To do:
Nothing should be left out: output all of the entries exactly.
☆ ☆ ☆
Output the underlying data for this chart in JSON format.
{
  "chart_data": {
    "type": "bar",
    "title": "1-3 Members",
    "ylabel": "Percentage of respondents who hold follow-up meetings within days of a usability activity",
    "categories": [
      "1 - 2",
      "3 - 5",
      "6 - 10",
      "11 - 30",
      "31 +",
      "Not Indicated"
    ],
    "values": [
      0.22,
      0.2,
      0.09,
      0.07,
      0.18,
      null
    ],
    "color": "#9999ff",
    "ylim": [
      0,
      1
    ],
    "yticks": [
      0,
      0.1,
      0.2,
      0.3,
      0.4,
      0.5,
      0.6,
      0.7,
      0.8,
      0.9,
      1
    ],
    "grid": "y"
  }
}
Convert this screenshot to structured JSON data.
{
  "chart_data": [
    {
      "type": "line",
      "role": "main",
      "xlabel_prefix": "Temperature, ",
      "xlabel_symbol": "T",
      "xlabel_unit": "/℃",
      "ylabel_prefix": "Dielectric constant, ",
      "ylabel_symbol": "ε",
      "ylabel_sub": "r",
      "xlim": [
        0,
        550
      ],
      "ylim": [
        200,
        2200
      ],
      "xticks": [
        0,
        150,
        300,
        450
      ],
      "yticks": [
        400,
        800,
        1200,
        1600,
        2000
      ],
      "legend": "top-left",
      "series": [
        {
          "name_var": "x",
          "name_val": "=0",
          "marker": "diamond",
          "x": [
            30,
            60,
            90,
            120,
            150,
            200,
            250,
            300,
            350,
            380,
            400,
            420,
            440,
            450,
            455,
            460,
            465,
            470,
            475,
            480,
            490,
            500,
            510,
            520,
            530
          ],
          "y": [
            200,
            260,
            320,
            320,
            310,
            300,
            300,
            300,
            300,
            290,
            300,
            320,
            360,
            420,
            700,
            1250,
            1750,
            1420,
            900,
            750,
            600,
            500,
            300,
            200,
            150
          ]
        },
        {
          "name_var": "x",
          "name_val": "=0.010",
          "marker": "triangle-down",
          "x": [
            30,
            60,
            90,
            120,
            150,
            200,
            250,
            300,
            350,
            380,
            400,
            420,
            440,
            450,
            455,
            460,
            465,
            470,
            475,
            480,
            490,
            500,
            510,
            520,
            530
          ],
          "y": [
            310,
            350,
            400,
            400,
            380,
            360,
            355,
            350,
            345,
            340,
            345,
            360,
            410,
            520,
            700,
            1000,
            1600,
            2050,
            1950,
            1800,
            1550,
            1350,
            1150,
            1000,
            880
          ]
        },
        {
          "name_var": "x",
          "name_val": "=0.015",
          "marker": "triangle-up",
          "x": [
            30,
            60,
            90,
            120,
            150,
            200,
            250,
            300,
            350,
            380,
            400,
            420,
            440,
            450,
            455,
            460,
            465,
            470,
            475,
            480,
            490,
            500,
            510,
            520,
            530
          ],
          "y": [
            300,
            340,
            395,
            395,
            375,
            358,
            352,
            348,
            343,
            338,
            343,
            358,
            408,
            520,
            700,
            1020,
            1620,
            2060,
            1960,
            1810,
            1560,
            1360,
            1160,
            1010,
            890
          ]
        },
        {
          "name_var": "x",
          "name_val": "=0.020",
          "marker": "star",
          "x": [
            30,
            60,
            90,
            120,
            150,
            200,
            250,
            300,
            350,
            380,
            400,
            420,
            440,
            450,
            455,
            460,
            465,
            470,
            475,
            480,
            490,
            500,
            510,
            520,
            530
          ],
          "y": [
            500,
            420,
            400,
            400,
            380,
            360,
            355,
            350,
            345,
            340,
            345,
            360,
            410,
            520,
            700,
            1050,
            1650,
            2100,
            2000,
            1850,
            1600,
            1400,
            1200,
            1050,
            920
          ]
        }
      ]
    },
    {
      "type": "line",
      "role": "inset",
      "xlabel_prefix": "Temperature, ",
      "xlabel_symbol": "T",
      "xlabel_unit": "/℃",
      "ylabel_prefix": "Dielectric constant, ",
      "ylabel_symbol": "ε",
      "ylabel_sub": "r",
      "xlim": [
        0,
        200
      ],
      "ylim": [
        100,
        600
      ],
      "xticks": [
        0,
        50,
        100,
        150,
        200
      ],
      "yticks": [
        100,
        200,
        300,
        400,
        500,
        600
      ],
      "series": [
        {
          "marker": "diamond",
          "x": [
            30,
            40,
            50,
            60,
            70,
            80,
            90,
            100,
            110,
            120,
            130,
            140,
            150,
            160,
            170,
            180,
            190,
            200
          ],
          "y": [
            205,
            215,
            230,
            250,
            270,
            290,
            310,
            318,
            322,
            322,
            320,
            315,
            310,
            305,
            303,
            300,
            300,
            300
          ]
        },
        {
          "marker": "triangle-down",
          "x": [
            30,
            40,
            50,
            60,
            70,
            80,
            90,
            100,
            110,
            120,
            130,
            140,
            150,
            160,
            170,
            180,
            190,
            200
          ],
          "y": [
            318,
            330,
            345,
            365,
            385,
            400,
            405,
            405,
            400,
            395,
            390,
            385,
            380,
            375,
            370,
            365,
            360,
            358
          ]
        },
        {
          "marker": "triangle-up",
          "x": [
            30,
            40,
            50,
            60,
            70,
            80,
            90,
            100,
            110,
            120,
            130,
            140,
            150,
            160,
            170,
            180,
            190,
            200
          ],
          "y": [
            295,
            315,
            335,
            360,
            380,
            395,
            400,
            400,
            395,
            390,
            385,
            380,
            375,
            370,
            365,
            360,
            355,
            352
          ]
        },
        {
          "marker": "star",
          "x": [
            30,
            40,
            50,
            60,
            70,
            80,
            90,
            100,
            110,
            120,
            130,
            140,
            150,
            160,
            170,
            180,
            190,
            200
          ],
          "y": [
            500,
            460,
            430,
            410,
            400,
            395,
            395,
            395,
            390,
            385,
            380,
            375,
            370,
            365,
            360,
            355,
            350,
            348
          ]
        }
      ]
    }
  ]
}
☆ ☆ ☆
Task solution:
Output the underlying data for this chart in JSON format.
{
  "chart_data": {
    "type": "bar",
    "title": "1-3 Members",
    "ylabel": "Percentage of respondents who hold follow-up meetings within days of a usability activity",
    "categories": [
      "1 - 2",
      "3 - 5",
      "6 - 10",
      "11 - 30",
      "31 +",
      "Not Indicated"
    ],
    "values": [
      0.22,
      0.2,
      0.09,
      0.07,
      0.18,
      null
    ],
    "color": "#9999ff",
    "ylim": [
      0,
      1
    ],
    "yticks": [
      0,
      0.1,
      0.2,
      0.3,
      0.4,
      0.5,
      0.6,
      0.7,
      0.8,
      0.9,
      1
    ],
    "grid": "y"
  }
}
Convert this screenshot to structured JSON data.
{
  "chart_data": [
    {
      "type": "line",
      "role": "main",
      "xlabel_prefix": "Temperature, ",
      "xlabel_symbol": "T",
      "xlabel_unit": "/℃",
      "ylabel_prefix": "Dielectric constant, ",
      "ylabel_symbol": "ε",
      "ylabel_sub": "r",
      "xlim": [
        0,
        550
      ],
      "ylim": [
        200,
        2200
      ],
      "xticks": [
        0,
        150,
        300,
        450
      ],
      "yticks": [
        400,
        800,
        1200,
        1600,
        2000
      ],
      "legend": "top-left",
      "series": [
        {
          "name_var": "x",
          "name_val": "=0",
          "marker": "diamond",
          "x": [
            30,
            60,
            90,
            120,
            150,
            200,
            250,
            300,
            350,
            380,
            400,
            420,
            440,
            450,
            455,
            460,
            465,
            470,
            475,
            480,
            490,
            500,
            510,
            520,
            530
          ],
          "y": [
            200,
            260,
            320,
            320,
            310,
            300,
            300,
            300,
            300,
            290,
            300,
            320,
            360,
            420,
            700,
            1250,
            1750,
            1420,
            900,
            750,
            600,
            500,
            300,
            200,
            150
          ]
        },
        {
          "name_var": "x",
          "name_val": "=0.010",
          "marker": "triangle-down",
          "x": [
            30,
            60,
            90,
            120,
            150,
            200,
            250,
            300,
            350,
            380,
            400,
            420,
            440,
            450,
            455,
            460,
            465,
            470,
            475,
            480,
            490,
            500,
            510,
            520,
            530
          ],
          "y": [
            310,
            350,
            400,
            400,
            380,
            360,
            355,
            350,
            345,
            340,
            345,
            360,
            410,
            520,
            700,
            1000,
            1600,
            2050,
            1950,
            1800,
            1550,
            1350,
            1150,
            1000,
            880
          ]
        },
        {
          "name_var": "x",
          "name_val": "=0.015",
          "marker": "triangle-up",
          "x": [
            30,
            60,
            90,
            120,
            150,
            200,
            250,
            300,
            350,
            380,
            400,
            420,
            440,
            450,
            455,
            460,
            465,
            470,
            475,
            480,
            490,
            500,
            510,
            520,
            530
          ],
          "y": [
            300,
            340,
            395,
            395,
            375,
            358,
            352,
            348,
            343,
            338,
            343,
            358,
            408,
            520,
            700,
            1020,
            1620,
            2060,
            1960,
            1810,
            1560,
            1360,
            1160,
            1010,
            890
          ]
        },
        {
          "name_var": "x",
          "name_val": "=0.020",
          "marker": "star",
          "x": [
            30,
            60,
            90,
            120,
            150,
            200,
            250,
            300,
            350,
            380,
            400,
            420,
            440,
            450,
            455,
            460,
            465,
            470,
            475,
            480,
            490,
            500,
            510,
            520,
            530
          ],
          "y": [
            500,
            420,
            400,
            400,
            380,
            360,
            355,
            350,
            345,
            340,
            345,
            360,
            410,
            520,
            700,
            1050,
            1650,
            2100,
            2000,
            1850,
            1600,
            1400,
            1200,
            1050,
            920
          ]
        }
      ]
    },
    {
      "type": "line",
      "role": "inset",
      "xlabel_prefix": "Temperature, ",
      "xlabel_symbol": "T",
      "xlabel_unit": "/℃",
      "ylabel_prefix": "Dielectric constant, ",
      "ylabel_symbol": "ε",
      "ylabel_sub": "r",
      "xlim": [
        0,
        200
      ],
      "ylim": [
        100,
        600
      ],
      "xticks": [
        0,
        50,
        100,
        150,
        200
      ],
      "yticks": [
        100,
        200,
        300,
        400,
        500,
        600
      ],
      "series": [
        {
          "marker": "diamond",
          "x": [
            30,
            40,
            50,
            60,
            70,
            80,
            90,
            100,
            110,
            120,
            130,
            140,
            150,
            160,
            170,
            180,
            190,
            200
          ],
          "y": [
            205,
            215,
            230,
            250,
            270,
            290,
            310,
            318,
            322,
            322,
            320,
            315,
            310,
            305,
            303,
            300,
            300,
            300
          ]
        },
        {
          "marker": "triangle-down",
          "x": [
            30,
            40,
            50,
            60,
            70,
            80,
            90,
            100,
            110,
            120,
            130,
            140,
            150,
            160,
            170,
            180,
            190,
            200
          ],
          "y": [
            318,
            330,
            345,
            365,
            385,
            400,
            405,
            405,
            400,
            395,
            390,
            385,
            380,
            375,
            370,
            365,
            360,
            358
          ]
        },
        {
          "marker": "triangle-up",
          "x": [
            30,
            40,
            50,
            60,
            70,
            80,
            90,
            100,
            110,
            120,
            130,
            140,
            150,
            160,
            170,
            180,
            190,
            200
          ],
          "y": [
            295,
            315,
            335,
            360,
            380,
            395,
            400,
            400,
            395,
            390,
            385,
            380,
            375,
            370,
            365,
            360,
            355,
            352
          ]
        },
        {
          "marker": "star",
          "x": [
            30,
            40,
            50,
            60,
            70,
            80,
            90,
            100,
            110,
            120,
            130,
            140,
            150,
            160,
            170,
            180,
            190,
            200
          ],
          "y": [
            500,
            460,
            430,
            410,
            400,
            395,
            395,
            395,
            390,
            385,
            380,
            375,
            370,
            365,
            360,
            355,
            350,
            348
          ]
        }
      ]
    }
  ]
}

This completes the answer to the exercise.